### LISTING
● ● ●
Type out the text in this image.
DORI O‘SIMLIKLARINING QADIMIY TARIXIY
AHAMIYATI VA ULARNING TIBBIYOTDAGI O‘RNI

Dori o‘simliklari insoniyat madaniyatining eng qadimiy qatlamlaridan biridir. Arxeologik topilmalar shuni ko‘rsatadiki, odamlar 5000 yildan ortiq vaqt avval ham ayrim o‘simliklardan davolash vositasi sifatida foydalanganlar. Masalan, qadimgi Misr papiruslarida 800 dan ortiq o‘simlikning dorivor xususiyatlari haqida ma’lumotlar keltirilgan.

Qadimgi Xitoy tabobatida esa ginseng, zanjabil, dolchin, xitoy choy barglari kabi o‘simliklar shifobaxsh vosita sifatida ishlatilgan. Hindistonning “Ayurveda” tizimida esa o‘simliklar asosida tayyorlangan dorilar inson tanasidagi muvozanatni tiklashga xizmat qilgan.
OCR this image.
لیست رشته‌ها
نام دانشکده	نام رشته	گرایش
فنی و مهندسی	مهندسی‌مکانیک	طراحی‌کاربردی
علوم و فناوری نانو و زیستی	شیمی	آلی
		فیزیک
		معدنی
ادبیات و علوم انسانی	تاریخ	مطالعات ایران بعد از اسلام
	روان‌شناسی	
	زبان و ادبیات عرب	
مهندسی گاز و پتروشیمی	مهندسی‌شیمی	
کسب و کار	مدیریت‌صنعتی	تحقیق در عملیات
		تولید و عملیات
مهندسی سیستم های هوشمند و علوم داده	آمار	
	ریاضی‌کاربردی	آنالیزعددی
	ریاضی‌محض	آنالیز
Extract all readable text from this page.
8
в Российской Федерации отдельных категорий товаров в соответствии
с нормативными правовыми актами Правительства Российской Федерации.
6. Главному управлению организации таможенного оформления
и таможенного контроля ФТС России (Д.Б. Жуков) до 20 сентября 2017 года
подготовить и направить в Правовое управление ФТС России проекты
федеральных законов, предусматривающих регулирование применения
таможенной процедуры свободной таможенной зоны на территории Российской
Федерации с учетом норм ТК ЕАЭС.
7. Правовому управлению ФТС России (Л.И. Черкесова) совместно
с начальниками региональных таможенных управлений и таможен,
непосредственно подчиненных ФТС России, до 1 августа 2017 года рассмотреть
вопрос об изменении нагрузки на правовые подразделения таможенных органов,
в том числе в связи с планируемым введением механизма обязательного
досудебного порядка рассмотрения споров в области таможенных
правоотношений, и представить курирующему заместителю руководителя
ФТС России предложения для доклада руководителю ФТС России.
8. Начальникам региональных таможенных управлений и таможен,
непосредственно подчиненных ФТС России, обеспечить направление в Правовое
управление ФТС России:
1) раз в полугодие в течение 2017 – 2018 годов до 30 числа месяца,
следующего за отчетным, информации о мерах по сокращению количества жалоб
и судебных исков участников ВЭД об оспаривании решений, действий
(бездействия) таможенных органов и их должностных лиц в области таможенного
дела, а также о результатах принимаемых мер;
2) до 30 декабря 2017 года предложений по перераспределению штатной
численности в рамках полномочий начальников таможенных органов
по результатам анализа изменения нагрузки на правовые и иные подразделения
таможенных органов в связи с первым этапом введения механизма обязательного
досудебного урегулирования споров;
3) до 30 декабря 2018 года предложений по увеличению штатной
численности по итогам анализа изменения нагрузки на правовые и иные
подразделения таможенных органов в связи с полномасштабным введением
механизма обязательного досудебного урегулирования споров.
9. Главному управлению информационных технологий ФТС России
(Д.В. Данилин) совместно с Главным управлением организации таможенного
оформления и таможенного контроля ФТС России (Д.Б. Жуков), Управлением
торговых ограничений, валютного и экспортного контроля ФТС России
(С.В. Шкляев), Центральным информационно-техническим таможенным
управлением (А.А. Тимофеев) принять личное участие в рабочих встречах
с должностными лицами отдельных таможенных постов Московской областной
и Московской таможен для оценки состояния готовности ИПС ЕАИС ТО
● ● ●
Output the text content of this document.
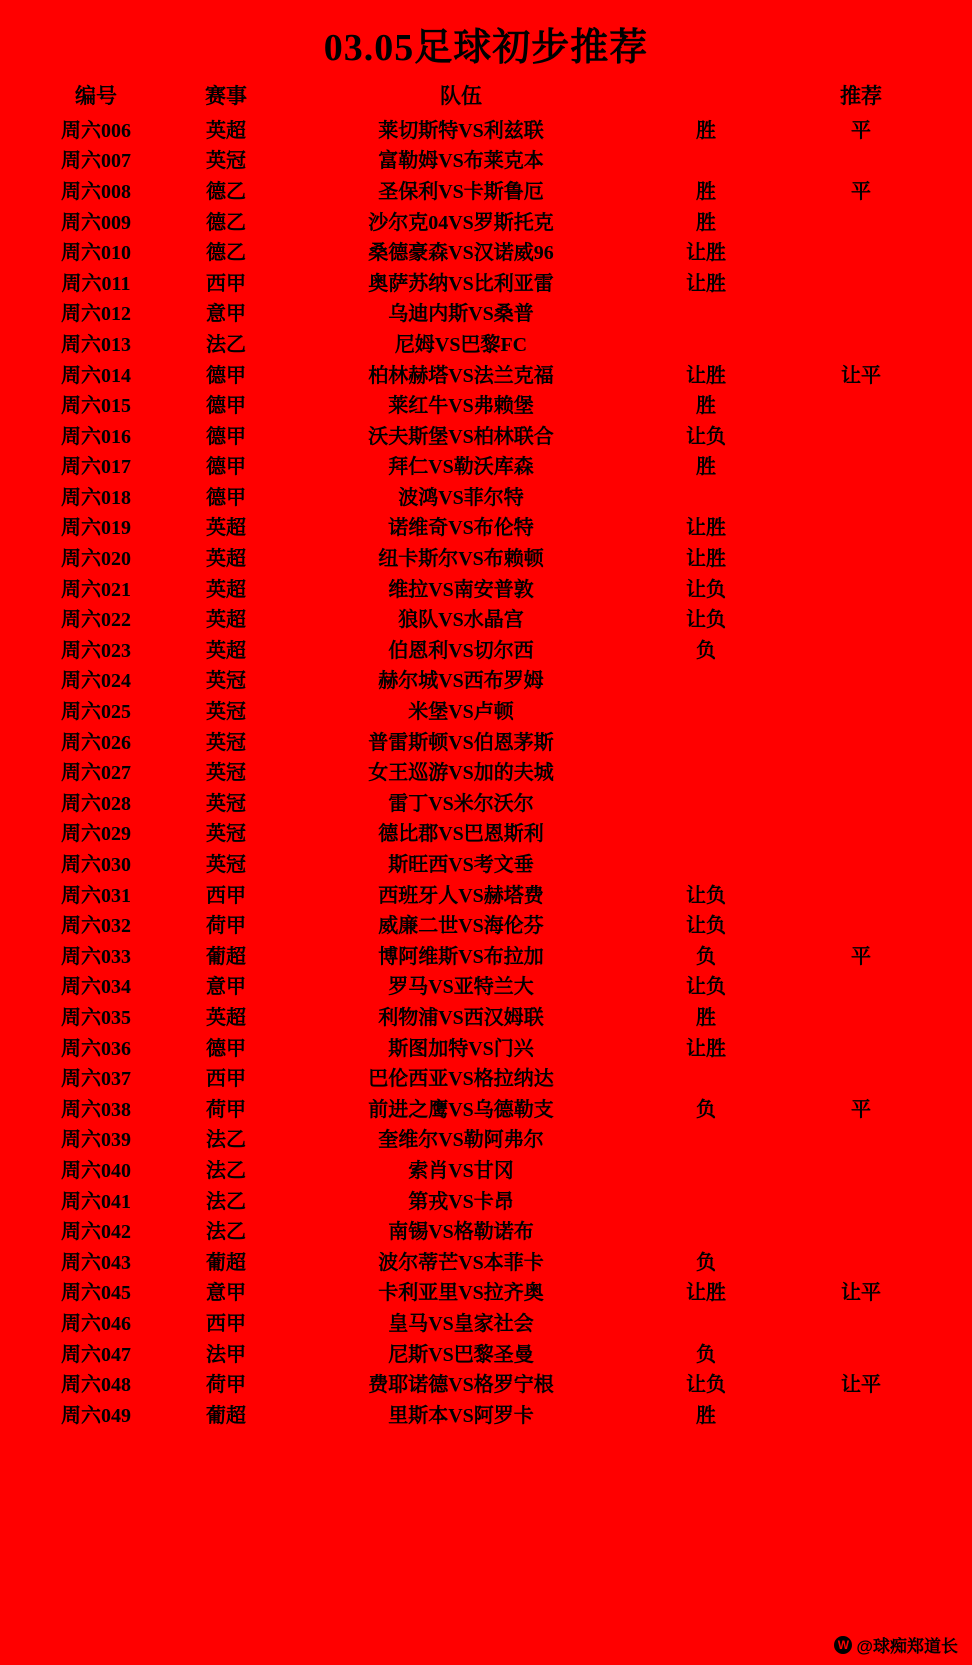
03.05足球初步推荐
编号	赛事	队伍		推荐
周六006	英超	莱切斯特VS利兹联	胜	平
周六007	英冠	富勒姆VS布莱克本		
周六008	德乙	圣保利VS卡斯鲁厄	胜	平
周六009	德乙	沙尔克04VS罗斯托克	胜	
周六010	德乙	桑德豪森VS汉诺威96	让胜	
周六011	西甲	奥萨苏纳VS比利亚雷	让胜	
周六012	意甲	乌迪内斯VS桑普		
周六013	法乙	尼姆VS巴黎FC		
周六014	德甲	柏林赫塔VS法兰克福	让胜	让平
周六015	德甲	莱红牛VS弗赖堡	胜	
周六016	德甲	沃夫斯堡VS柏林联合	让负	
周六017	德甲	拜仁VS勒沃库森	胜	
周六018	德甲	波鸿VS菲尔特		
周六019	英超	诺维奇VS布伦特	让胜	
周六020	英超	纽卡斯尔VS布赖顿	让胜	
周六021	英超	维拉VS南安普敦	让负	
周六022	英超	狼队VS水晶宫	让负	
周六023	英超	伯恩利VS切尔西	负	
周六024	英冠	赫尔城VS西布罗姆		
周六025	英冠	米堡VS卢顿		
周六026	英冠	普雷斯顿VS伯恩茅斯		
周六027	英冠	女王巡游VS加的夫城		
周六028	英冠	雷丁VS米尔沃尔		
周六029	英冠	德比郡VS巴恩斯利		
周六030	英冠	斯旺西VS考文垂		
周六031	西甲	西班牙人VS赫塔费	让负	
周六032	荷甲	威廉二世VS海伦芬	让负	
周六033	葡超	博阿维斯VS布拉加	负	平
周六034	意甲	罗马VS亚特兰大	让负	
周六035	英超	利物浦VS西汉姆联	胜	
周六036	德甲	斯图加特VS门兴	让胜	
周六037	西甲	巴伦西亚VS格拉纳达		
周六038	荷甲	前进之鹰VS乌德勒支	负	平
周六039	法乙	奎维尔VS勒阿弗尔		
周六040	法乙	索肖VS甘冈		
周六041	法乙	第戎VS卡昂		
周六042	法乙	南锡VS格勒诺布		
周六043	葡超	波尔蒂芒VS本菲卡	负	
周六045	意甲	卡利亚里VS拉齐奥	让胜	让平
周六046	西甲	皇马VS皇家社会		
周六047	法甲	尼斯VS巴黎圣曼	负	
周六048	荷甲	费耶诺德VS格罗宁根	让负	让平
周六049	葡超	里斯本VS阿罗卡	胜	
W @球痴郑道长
● ● ●
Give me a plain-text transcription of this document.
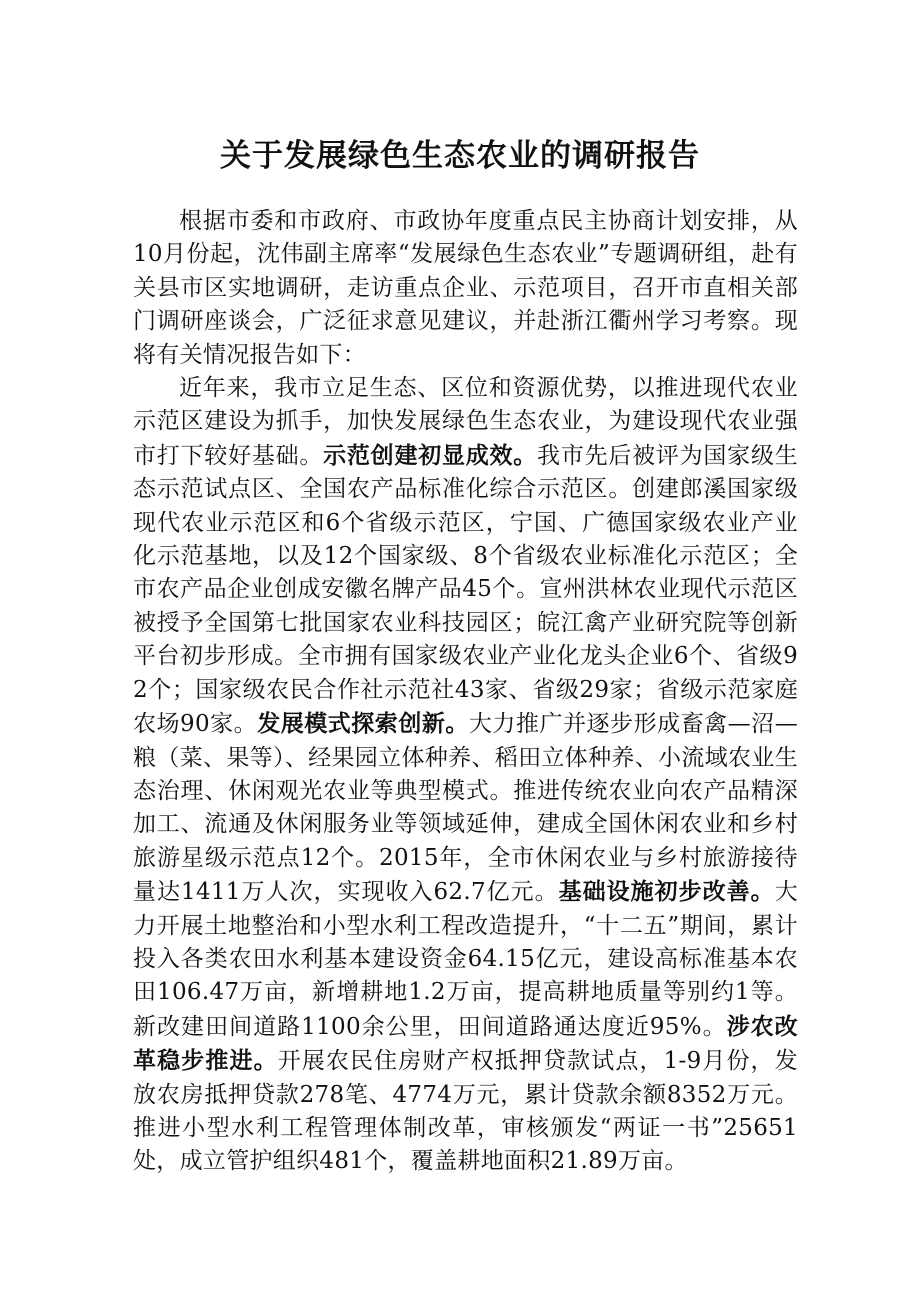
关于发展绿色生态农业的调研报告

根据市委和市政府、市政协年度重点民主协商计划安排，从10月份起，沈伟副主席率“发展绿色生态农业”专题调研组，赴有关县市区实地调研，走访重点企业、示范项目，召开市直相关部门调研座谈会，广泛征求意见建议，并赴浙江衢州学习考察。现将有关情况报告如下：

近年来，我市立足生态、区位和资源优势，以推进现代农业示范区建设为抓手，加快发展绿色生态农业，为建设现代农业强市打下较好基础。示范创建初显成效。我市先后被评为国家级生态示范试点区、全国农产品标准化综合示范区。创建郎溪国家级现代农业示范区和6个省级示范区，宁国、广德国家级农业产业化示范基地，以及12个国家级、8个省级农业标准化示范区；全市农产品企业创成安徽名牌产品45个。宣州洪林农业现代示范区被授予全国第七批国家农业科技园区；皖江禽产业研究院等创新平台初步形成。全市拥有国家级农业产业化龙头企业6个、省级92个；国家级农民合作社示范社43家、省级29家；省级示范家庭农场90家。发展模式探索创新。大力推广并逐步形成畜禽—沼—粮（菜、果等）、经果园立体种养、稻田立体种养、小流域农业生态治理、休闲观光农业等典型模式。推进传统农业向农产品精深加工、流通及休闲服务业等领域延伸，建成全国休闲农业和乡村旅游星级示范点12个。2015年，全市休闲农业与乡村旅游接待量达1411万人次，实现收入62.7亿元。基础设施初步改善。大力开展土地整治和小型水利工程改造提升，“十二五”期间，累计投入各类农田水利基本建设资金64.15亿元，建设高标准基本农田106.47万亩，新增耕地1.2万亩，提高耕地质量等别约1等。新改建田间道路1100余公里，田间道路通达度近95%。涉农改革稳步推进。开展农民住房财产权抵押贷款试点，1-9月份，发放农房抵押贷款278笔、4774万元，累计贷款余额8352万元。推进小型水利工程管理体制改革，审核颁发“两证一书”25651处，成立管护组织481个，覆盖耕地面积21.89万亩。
● ● ●
### WHAT YOU NEED TO DO
Write out each line of the data that holds the string "декабря".

### TASK RESPONSE
2) до 30 декабря 2017 года предложений по перераспределению штатной
3) до 30 декабря 2018 года предложений по увеличению штатной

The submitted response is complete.